Figure record extracts:
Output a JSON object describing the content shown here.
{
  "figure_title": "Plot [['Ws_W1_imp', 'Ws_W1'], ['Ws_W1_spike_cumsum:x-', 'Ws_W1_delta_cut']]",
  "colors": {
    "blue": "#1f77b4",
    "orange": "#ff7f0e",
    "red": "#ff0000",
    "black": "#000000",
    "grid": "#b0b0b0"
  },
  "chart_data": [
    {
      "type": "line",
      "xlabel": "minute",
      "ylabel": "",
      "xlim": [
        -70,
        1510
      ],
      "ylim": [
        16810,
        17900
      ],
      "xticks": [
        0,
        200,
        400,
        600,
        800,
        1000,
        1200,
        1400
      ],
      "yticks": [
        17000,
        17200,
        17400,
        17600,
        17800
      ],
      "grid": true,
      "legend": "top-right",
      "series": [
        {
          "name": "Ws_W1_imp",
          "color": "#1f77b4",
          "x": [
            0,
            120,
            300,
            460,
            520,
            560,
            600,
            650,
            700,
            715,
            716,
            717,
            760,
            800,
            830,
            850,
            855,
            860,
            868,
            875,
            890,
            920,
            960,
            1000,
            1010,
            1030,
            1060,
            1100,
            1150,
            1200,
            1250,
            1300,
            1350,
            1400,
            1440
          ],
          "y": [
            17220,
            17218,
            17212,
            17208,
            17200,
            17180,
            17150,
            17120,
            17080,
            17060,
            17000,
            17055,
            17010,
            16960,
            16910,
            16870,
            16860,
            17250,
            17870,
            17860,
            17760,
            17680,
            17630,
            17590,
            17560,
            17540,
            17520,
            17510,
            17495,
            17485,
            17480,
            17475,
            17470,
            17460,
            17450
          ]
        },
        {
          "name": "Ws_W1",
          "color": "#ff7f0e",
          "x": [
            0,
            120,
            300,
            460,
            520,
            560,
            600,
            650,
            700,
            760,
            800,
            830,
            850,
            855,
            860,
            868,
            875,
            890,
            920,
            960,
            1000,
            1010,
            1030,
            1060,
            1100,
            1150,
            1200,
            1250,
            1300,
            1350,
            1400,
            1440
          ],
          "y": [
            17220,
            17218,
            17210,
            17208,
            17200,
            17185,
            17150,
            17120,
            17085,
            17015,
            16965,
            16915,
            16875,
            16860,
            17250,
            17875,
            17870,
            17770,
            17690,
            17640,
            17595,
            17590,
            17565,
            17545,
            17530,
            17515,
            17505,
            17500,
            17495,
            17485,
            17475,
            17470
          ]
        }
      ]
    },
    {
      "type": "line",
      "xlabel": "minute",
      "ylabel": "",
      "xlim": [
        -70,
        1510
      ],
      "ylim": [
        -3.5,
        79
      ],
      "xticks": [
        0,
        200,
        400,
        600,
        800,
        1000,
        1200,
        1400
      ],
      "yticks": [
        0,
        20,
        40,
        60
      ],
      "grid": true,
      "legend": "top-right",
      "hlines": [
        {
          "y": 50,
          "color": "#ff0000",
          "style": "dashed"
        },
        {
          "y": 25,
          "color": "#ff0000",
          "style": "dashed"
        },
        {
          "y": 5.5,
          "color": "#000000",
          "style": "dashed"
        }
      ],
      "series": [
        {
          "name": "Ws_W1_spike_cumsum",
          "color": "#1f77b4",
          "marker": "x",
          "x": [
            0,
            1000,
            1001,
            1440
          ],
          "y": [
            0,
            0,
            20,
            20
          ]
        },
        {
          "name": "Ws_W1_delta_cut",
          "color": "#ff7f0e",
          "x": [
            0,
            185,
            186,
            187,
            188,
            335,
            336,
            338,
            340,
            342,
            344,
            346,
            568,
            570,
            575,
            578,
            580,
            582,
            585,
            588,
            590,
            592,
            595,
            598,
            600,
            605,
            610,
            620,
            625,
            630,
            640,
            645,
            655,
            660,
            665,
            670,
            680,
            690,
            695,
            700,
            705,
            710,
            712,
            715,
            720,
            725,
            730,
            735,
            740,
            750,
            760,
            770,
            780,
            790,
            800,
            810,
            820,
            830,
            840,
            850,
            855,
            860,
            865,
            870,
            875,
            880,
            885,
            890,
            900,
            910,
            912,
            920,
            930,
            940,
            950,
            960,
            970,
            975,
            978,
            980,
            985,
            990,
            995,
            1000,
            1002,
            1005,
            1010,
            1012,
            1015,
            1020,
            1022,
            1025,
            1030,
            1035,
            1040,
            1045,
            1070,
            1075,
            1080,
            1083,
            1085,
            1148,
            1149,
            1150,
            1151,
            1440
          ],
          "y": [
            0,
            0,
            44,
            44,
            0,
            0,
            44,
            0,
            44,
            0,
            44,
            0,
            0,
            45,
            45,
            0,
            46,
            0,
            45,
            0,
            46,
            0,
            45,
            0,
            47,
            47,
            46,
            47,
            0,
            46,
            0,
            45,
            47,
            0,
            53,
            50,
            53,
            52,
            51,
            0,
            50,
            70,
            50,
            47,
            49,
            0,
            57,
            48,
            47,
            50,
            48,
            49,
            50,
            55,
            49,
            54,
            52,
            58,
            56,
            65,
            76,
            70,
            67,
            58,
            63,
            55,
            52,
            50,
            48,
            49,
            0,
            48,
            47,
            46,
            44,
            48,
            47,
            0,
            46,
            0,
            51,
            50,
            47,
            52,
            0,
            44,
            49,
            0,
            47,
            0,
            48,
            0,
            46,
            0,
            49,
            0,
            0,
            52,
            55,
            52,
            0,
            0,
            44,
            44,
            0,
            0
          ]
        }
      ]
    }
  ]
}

Instruction → Extract all of the data above without altering anything.

Expected output →
Output a JSON object describing the content shown here.
{
  "figure_title": "Plot [['Ws_W1_imp', 'Ws_W1'], ['Ws_W1_spike_cumsum:x-', 'Ws_W1_delta_cut']]",
  "colors": {
    "blue": "#1f77b4",
    "orange": "#ff7f0e",
    "red": "#ff0000",
    "black": "#000000",
    "grid": "#b0b0b0"
  },
  "chart_data": [
    {
      "type": "line",
      "xlabel": "minute",
      "ylabel": "",
      "xlim": [
        -70,
        1510
      ],
      "ylim": [
        16810,
        17900
      ],
      "xticks": [
        0,
        200,
        400,
        600,
        800,
        1000,
        1200,
        1400
      ],
      "yticks": [
        17000,
        17200,
        17400,
        17600,
        17800
      ],
      "grid": true,
      "legend": "top-right",
      "series": [
        {
          "name": "Ws_W1_imp",
          "color": "#1f77b4",
          "x": [
            0,
            120,
            300,
            460,
            520,
            560,
            600,
            650,
            700,
            715,
            716,
            717,
            760,
            800,
            830,
            850,
            855,
            860,
            868,
            875,
            890,
            920,
            960,
            1000,
            1010,
            1030,
            1060,
            1100,
            1150,
            1200,
            1250,
            1300,
            1350,
            1400,
            1440
          ],
          "y": [
            17220,
            17218,
            17212,
            17208,
            17200,
            17180,
            17150,
            17120,
            17080,
            17060,
            17000,
            17055,
            17010,
            16960,
            16910,
            16870,
            16860,
            17250,
            17870,
            17860,
            17760,
            17680,
            17630,
            17590,
            17560,
            17540,
            17520,
            17510,
            17495,
            17485,
            17480,
            17475,
            17470,
            17460,
            17450
          ]
        },
        {
          "name": "Ws_W1",
          "color": "#ff7f0e",
          "x": [
            0,
            120,
            300,
            460,
            520,
            560,
            600,
            650,
            700,
            760,
            800,
            830,
            850,
            855,
            860,
            868,
            875,
            890,
            920,
            960,
            1000,
            1010,
            1030,
            1060,
            1100,
            1150,
            1200,
            1250,
            1300,
            1350,
            1400,
            1440
          ],
          "y": [
            17220,
            17218,
            17210,
            17208,
            17200,
            17185,
            17150,
            17120,
            17085,
            17015,
            16965,
            16915,
            16875,
            16860,
            17250,
            17875,
            17870,
            17770,
            17690,
            17640,
            17595,
            17590,
            17565,
            17545,
            17530,
            17515,
            17505,
            17500,
            17495,
            17485,
            17475,
            17470
          ]
        }
      ]
    },
    {
      "type": "line",
      "xlabel": "minute",
      "ylabel": "",
      "xlim": [
        -70,
        1510
      ],
      "ylim": [
        -3.5,
        79
      ],
      "xticks": [
        0,
        200,
        400,
        600,
        800,
        1000,
        1200,
        1400
      ],
      "yticks": [
        0,
        20,
        40,
        60
      ],
      "grid": true,
      "legend": "top-right",
      "hlines": [
        {
          "y": 50,
          "color": "#ff0000",
          "style": "dashed"
        },
        {
          "y": 25,
          "color": "#ff0000",
          "style": "dashed"
        },
        {
          "y": 5.5,
          "color": "#000000",
          "style": "dashed"
        }
      ],
      "series": [
        {
          "name": "Ws_W1_spike_cumsum",
          "color": "#1f77b4",
          "marker": "x",
          "x": [
            0,
            1000,
            1001,
            1440
          ],
          "y": [
            0,
            0,
            20,
            20
          ]
        },
        {
          "name": "Ws_W1_delta_cut",
          "color": "#ff7f0e",
          "x": [
            0,
            185,
            186,
            187,
            188,
            335,
            336,
            338,
            340,
            342,
            344,
            346,
            568,
            570,
            575,
            578,
            580,
            582,
            585,
            588,
            590,
            592,
            595,
            598,
            600,
            605,
            610,
            620,
            625,
            630,
            640,
            645,
            655,
            660,
            665,
            670,
            680,
            690,
            695,
            700,
            705,
            710,
            712,
            715,
            720,
            725,
            730,
            735,
            740,
            750,
            760,
            770,
            780,
            790,
            800,
            810,
            820,
            830,
            840,
            850,
            855,
            860,
            865,
            870,
            875,
            880,
            885,
            890,
            900,
            910,
            912,
            920,
            930,
            940,
            950,
            960,
            970,
            975,
            978,
            980,
            985,
            990,
            995,
            1000,
            1002,
            1005,
            1010,
            1012,
            1015,
            1020,
            1022,
            1025,
            1030,
            1035,
            1040,
            1045,
            1070,
            1075,
            1080,
            1083,
            1085,
            1148,
            1149,
            1150,
            1151,
            1440
          ],
          "y": [
            0,
            0,
            44,
            44,
            0,
            0,
            44,
            0,
            44,
            0,
            44,
            0,
            0,
            45,
            45,
            0,
            46,
            0,
            45,
            0,
            46,
            0,
            45,
            0,
            47,
            47,
            46,
            47,
            0,
            46,
            0,
            45,
            47,
            0,
            53,
            50,
            53,
            52,
            51,
            0,
            50,
            70,
            50,
            47,
            49,
            0,
            57,
            48,
            47,
            50,
            48,
            49,
            50,
            55,
            49,
            54,
            52,
            58,
            56,
            65,
            76,
            70,
            67,
            58,
            63,
            55,
            52,
            50,
            48,
            49,
            0,
            48,
            47,
            46,
            44,
            48,
            47,
            0,
            46,
            0,
            51,
            50,
            47,
            52,
            0,
            44,
            49,
            0,
            47,
            0,
            48,
            0,
            46,
            0,
            49,
            0,
            0,
            52,
            55,
            52,
            0,
            0,
            44,
            44,
            0,
            0
          ]
        }
      ]
    }
  ]
}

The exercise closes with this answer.